• _Stated goal_
Will you print the material below without altering a single character?
═══
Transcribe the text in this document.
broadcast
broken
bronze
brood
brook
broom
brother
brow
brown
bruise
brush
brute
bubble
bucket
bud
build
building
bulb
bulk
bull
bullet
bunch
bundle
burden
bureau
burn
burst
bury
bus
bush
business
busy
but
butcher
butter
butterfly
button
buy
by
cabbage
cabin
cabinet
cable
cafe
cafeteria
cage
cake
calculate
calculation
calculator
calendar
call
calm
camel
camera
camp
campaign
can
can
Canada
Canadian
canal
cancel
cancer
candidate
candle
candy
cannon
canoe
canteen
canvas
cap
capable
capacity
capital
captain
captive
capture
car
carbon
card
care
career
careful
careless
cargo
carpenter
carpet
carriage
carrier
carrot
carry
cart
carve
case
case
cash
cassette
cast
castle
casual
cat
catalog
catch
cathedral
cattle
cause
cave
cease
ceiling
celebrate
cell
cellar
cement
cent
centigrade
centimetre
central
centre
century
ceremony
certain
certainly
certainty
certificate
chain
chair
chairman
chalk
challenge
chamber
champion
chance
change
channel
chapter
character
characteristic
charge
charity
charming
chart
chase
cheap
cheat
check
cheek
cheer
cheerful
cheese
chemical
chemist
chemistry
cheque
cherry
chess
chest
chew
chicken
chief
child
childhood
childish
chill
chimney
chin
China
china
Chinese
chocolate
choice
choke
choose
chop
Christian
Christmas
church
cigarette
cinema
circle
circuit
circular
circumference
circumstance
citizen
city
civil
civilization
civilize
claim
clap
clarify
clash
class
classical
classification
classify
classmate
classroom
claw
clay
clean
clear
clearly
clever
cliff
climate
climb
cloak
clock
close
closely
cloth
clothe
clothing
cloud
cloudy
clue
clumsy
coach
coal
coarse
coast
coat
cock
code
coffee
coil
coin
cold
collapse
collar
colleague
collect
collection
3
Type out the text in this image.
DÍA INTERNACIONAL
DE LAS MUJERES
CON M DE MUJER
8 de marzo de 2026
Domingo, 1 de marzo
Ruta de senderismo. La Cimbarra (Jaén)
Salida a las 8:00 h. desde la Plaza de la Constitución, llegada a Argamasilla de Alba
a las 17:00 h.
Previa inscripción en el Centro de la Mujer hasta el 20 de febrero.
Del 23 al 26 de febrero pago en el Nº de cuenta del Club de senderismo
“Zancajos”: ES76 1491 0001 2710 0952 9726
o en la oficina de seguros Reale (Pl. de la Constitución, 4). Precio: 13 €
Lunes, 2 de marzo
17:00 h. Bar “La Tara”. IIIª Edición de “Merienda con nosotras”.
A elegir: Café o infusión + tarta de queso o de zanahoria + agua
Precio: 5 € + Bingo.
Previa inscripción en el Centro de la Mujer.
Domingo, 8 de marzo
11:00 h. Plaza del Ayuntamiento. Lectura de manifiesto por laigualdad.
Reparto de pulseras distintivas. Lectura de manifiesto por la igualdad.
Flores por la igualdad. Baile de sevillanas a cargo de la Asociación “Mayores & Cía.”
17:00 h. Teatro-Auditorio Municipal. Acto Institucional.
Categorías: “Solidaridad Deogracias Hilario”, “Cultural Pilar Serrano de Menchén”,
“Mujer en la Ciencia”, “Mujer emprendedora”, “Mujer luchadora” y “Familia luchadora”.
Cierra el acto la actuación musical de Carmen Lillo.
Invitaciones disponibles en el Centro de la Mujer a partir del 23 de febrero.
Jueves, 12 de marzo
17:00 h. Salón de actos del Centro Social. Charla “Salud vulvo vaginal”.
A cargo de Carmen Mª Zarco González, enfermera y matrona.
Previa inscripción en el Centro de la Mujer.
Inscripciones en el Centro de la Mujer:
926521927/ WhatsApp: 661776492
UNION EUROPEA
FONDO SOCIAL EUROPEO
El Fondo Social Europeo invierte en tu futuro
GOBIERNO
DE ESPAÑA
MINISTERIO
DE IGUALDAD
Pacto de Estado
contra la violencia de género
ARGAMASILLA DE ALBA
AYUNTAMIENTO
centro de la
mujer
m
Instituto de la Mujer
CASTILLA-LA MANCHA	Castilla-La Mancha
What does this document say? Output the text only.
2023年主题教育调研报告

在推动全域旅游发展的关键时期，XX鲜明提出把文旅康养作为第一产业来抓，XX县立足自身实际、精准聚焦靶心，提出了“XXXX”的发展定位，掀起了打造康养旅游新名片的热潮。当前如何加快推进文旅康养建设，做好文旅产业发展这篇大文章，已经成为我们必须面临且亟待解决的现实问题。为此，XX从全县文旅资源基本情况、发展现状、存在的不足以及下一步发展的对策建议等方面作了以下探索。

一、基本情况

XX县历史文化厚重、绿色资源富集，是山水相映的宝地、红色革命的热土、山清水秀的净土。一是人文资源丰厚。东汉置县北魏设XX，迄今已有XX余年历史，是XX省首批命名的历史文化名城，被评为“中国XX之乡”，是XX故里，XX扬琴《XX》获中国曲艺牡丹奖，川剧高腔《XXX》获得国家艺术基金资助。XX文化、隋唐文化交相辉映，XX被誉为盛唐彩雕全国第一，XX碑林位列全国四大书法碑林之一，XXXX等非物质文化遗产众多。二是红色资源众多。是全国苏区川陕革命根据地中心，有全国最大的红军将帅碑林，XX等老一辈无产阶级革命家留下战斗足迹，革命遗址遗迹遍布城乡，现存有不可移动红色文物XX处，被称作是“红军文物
═══
• _Written answer_
Transcribe the text in this document.
broadcast
broken
bronze
brood
brook
broom
brother
brow
brown
bruise
brush
brute
bubble
bucket
bud
build
building
bulb
bulk
bull
bullet
bunch
bundle
burden
bureau
burn
burst
bury
bus
bush
business
busy
but
butcher
butter
butterfly
button
buy
by
cabbage
cabin
cabinet
cable
cafe
cafeteria
cage
cake
calculate
calculation
calculator
calendar
call
calm
camel
camera
camp
campaign
can
can
Canada
Canadian
canal
cancel
cancer
candidate
candle
candy
cannon
canoe
canteen
canvas
cap
capable
capacity
capital
captain
captive
capture
car
carbon
card
care
career
careful
careless
cargo
carpenter
carpet
carriage
carrier
carrot
carry
cart
carve
case
case
cash
cassette
cast
castle
casual
cat
catalog
catch
cathedral
cattle
cause
cave
cease
ceiling
celebrate
cell
cellar
cement
cent
centigrade
centimetre
central
centre
century
ceremony
certain
certainly
certainty
certificate
chain
chair
chairman
chalk
challenge
chamber
champion
chance
change
channel
chapter
character
characteristic
charge
charity
charming
chart
chase
cheap
cheat
check
cheek
cheer
cheerful
cheese
chemical
chemist
chemistry
cheque
cherry
chess
chest
chew
chicken
chief
child
childhood
childish
chill
chimney
chin
China
china
Chinese
chocolate
choice
choke
choose
chop
Christian
Christmas
church
cigarette
cinema
circle
circuit
circular
circumference
circumstance
citizen
city
civil
civilization
civilize
claim
clap
clarify
clash
class
classical
classification
classify
classmate
classroom
claw
clay
clean
clear
clearly
clever
cliff
climate
climb
cloak
clock
close
closely
cloth
clothe
clothing
cloud
cloudy
clue
clumsy
coach
coal
coarse
coast
coat
cock
code
coffee
coil
coin
cold
collapse
collar
colleague
collect
collection
3
Type out the text in this image.
DÍA INTERNACIONAL
DE LAS MUJERES
CON M DE MUJER
8 de marzo de 2026
Domingo, 1 de marzo
Ruta de senderismo. La Cimbarra (Jaén)
Salida a las 8:00 h. desde la Plaza de la Constitución, llegada a Argamasilla de Alba
a las 17:00 h.
Previa inscripción en el Centro de la Mujer hasta el 20 de febrero.
Del 23 al 26 de febrero pago en el Nº de cuenta del Club de senderismo
“Zancajos”: ES76 1491 0001 2710 0952 9726
o en la oficina de seguros Reale (Pl. de la Constitución, 4). Precio: 13 €
Lunes, 2 de marzo
17:00 h. Bar “La Tara”. IIIª Edición de “Merienda con nosotras”.
A elegir: Café o infusión + tarta de queso o de zanahoria + agua
Precio: 5 € + Bingo.
Previa inscripción en el Centro de la Mujer.
Domingo, 8 de marzo
11:00 h. Plaza del Ayuntamiento. Lectura de manifiesto por laigualdad.
Reparto de pulseras distintivas. Lectura de manifiesto por la igualdad.
Flores por la igualdad. Baile de sevillanas a cargo de la Asociación “Mayores & Cía.”
17:00 h. Teatro-Auditorio Municipal. Acto Institucional.
Categorías: “Solidaridad Deogracias Hilario”, “Cultural Pilar Serrano de Menchén”,
“Mujer en la Ciencia”, “Mujer emprendedora”, “Mujer luchadora” y “Familia luchadora”.
Cierra el acto la actuación musical de Carmen Lillo.
Invitaciones disponibles en el Centro de la Mujer a partir del 23 de febrero.
Jueves, 12 de marzo
17:00 h. Salón de actos del Centro Social. Charla “Salud vulvo vaginal”.
A cargo de Carmen Mª Zarco González, enfermera y matrona.
Previa inscripción en el Centro de la Mujer.
Inscripciones en el Centro de la Mujer:
926521927/ WhatsApp: 661776492
UNION EUROPEA
FONDO SOCIAL EUROPEO
El Fondo Social Europeo invierte en tu futuro
GOBIERNO
DE ESPAÑA
MINISTERIO
DE IGUALDAD
Pacto de Estado
contra la violencia de género
ARGAMASILLA DE ALBA
AYUNTAMIENTO
centro de la
mujer
m
Instituto de la Mujer
CASTILLA-LA MANCHA	Castilla-La Mancha
What does this document say? Output the text only.
2023年主题教育调研报告

在推动全域旅游发展的关键时期，XX鲜明提出把文旅康养作为第一产业来抓，XX县立足自身实际、精准聚焦靶心，提出了“XXXX”的发展定位，掀起了打造康养旅游新名片的热潮。当前如何加快推进文旅康养建设，做好文旅产业发展这篇大文章，已经成为我们必须面临且亟待解决的现实问题。为此，XX从全县文旅资源基本情况、发展现状、存在的不足以及下一步发展的对策建议等方面作了以下探索。

一、基本情况

XX县历史文化厚重、绿色资源富集，是山水相映的宝地、红色革命的热土、山清水秀的净土。一是人文资源丰厚。东汉置县北魏设XX，迄今已有XX余年历史，是XX省首批命名的历史文化名城，被评为“中国XX之乡”，是XX故里，XX扬琴《XX》获中国曲艺牡丹奖，川剧高腔《XXX》获得国家艺术基金资助。XX文化、隋唐文化交相辉映，XX被誉为盛唐彩雕全国第一，XX碑林位列全国四大书法碑林之一，XXXX等非物质文化遗产众多。二是红色资源众多。是全国苏区川陕革命根据地中心，有全国最大的红军将帅碑林，XX等老一辈无产阶级革命家留下战斗足迹，革命遗址遗迹遍布城乡，现存有不可移动红色文物XX处，被称作是“红军文物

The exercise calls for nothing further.